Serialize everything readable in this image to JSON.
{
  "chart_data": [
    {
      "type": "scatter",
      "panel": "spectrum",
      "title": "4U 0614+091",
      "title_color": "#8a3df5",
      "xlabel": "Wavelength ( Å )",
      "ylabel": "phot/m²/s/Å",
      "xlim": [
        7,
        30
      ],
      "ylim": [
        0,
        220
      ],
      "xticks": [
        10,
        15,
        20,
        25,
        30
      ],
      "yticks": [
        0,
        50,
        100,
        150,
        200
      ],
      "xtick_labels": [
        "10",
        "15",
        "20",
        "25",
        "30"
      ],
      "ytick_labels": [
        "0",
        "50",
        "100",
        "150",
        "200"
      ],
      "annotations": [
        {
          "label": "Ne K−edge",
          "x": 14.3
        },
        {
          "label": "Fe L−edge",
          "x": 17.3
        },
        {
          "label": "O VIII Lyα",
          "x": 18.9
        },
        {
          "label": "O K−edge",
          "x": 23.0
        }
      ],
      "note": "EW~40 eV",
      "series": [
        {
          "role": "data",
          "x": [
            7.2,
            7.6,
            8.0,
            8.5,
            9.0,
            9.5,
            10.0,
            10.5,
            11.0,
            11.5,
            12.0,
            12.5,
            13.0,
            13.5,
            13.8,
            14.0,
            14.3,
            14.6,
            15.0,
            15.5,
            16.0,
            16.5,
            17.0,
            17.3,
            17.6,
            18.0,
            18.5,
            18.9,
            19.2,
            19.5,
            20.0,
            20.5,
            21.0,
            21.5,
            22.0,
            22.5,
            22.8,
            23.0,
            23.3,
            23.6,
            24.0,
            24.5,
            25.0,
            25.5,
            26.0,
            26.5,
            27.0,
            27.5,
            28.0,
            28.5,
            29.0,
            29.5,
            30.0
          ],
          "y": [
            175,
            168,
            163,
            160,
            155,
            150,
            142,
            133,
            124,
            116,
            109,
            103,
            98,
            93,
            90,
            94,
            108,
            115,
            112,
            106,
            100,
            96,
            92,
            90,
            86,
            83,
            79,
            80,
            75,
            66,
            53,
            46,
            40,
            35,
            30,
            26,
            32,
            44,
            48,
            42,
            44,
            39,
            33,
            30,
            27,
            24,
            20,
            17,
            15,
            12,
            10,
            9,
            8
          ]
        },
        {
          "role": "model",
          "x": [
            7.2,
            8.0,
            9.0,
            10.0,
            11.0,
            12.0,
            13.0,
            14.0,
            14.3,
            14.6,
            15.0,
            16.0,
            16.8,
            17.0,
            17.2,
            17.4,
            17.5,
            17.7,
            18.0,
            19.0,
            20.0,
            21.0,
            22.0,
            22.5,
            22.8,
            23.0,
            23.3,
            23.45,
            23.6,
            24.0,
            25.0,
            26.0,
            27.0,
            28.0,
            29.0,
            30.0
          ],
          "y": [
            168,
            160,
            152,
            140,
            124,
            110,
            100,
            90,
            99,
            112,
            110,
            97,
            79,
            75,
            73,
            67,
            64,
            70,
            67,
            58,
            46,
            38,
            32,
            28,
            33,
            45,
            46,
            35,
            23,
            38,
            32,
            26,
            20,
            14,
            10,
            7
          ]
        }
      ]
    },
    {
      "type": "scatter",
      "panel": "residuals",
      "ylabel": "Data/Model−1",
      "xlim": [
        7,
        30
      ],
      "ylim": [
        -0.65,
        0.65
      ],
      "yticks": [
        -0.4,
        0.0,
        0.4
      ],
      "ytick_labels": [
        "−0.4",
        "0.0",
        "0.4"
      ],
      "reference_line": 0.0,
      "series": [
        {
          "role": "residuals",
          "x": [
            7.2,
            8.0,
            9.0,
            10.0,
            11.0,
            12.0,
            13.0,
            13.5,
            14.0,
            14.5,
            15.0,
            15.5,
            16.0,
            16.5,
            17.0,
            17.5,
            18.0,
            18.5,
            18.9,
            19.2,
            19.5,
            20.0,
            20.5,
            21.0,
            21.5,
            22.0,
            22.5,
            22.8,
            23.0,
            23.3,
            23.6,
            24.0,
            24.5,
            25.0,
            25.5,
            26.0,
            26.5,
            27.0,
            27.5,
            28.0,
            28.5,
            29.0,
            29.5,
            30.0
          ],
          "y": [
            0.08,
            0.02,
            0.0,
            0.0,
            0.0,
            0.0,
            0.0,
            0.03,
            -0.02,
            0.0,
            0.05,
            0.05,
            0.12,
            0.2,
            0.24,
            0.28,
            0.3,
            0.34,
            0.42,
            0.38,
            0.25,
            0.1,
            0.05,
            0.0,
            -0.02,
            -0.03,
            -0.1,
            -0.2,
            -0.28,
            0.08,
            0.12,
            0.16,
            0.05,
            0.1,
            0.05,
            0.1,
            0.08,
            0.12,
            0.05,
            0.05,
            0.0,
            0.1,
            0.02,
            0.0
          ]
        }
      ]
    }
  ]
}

PROMPT: Reproduce the records word for word.

TASK OUTPUT:
Serialize everything readable in this image to JSON.
{
  "chart_data": [
    {
      "type": "scatter",
      "panel": "spectrum",
      "title": "4U 0614+091",
      "title_color": "#8a3df5",
      "xlabel": "Wavelength ( Å )",
      "ylabel": "phot/m²/s/Å",
      "xlim": [
        7,
        30
      ],
      "ylim": [
        0,
        220
      ],
      "xticks": [
        10,
        15,
        20,
        25,
        30
      ],
      "yticks": [
        0,
        50,
        100,
        150,
        200
      ],
      "xtick_labels": [
        "10",
        "15",
        "20",
        "25",
        "30"
      ],
      "ytick_labels": [
        "0",
        "50",
        "100",
        "150",
        "200"
      ],
      "annotations": [
        {
          "label": "Ne K−edge",
          "x": 14.3
        },
        {
          "label": "Fe L−edge",
          "x": 17.3
        },
        {
          "label": "O VIII Lyα",
          "x": 18.9
        },
        {
          "label": "O K−edge",
          "x": 23.0
        }
      ],
      "note": "EW~40 eV",
      "series": [
        {
          "role": "data",
          "x": [
            7.2,
            7.6,
            8.0,
            8.5,
            9.0,
            9.5,
            10.0,
            10.5,
            11.0,
            11.5,
            12.0,
            12.5,
            13.0,
            13.5,
            13.8,
            14.0,
            14.3,
            14.6,
            15.0,
            15.5,
            16.0,
            16.5,
            17.0,
            17.3,
            17.6,
            18.0,
            18.5,
            18.9,
            19.2,
            19.5,
            20.0,
            20.5,
            21.0,
            21.5,
            22.0,
            22.5,
            22.8,
            23.0,
            23.3,
            23.6,
            24.0,
            24.5,
            25.0,
            25.5,
            26.0,
            26.5,
            27.0,
            27.5,
            28.0,
            28.5,
            29.0,
            29.5,
            30.0
          ],
          "y": [
            175,
            168,
            163,
            160,
            155,
            150,
            142,
            133,
            124,
            116,
            109,
            103,
            98,
            93,
            90,
            94,
            108,
            115,
            112,
            106,
            100,
            96,
            92,
            90,
            86,
            83,
            79,
            80,
            75,
            66,
            53,
            46,
            40,
            35,
            30,
            26,
            32,
            44,
            48,
            42,
            44,
            39,
            33,
            30,
            27,
            24,
            20,
            17,
            15,
            12,
            10,
            9,
            8
          ]
        },
        {
          "role": "model",
          "x": [
            7.2,
            8.0,
            9.0,
            10.0,
            11.0,
            12.0,
            13.0,
            14.0,
            14.3,
            14.6,
            15.0,
            16.0,
            16.8,
            17.0,
            17.2,
            17.4,
            17.5,
            17.7,
            18.0,
            19.0,
            20.0,
            21.0,
            22.0,
            22.5,
            22.8,
            23.0,
            23.3,
            23.45,
            23.6,
            24.0,
            25.0,
            26.0,
            27.0,
            28.0,
            29.0,
            30.0
          ],
          "y": [
            168,
            160,
            152,
            140,
            124,
            110,
            100,
            90,
            99,
            112,
            110,
            97,
            79,
            75,
            73,
            67,
            64,
            70,
            67,
            58,
            46,
            38,
            32,
            28,
            33,
            45,
            46,
            35,
            23,
            38,
            32,
            26,
            20,
            14,
            10,
            7
          ]
        }
      ]
    },
    {
      "type": "scatter",
      "panel": "residuals",
      "ylabel": "Data/Model−1",
      "xlim": [
        7,
        30
      ],
      "ylim": [
        -0.65,
        0.65
      ],
      "yticks": [
        -0.4,
        0.0,
        0.4
      ],
      "ytick_labels": [
        "−0.4",
        "0.0",
        "0.4"
      ],
      "reference_line": 0.0,
      "series": [
        {
          "role": "residuals",
          "x": [
            7.2,
            8.0,
            9.0,
            10.0,
            11.0,
            12.0,
            13.0,
            13.5,
            14.0,
            14.5,
            15.0,
            15.5,
            16.0,
            16.5,
            17.0,
            17.5,
            18.0,
            18.5,
            18.9,
            19.2,
            19.5,
            20.0,
            20.5,
            21.0,
            21.5,
            22.0,
            22.5,
            22.8,
            23.0,
            23.3,
            23.6,
            24.0,
            24.5,
            25.0,
            25.5,
            26.0,
            26.5,
            27.0,
            27.5,
            28.0,
            28.5,
            29.0,
            29.5,
            30.0
          ],
          "y": [
            0.08,
            0.02,
            0.0,
            0.0,
            0.0,
            0.0,
            0.0,
            0.03,
            -0.02,
            0.0,
            0.05,
            0.05,
            0.12,
            0.2,
            0.24,
            0.28,
            0.3,
            0.34,
            0.42,
            0.38,
            0.25,
            0.1,
            0.05,
            0.0,
            -0.02,
            -0.03,
            -0.1,
            -0.2,
            -0.28,
            0.08,
            0.12,
            0.16,
            0.05,
            0.1,
            0.05,
            0.1,
            0.08,
            0.12,
            0.05,
            0.05,
            0.0,
            0.1,
            0.02,
            0.0
          ]
        }
      ]
    }
  ]
}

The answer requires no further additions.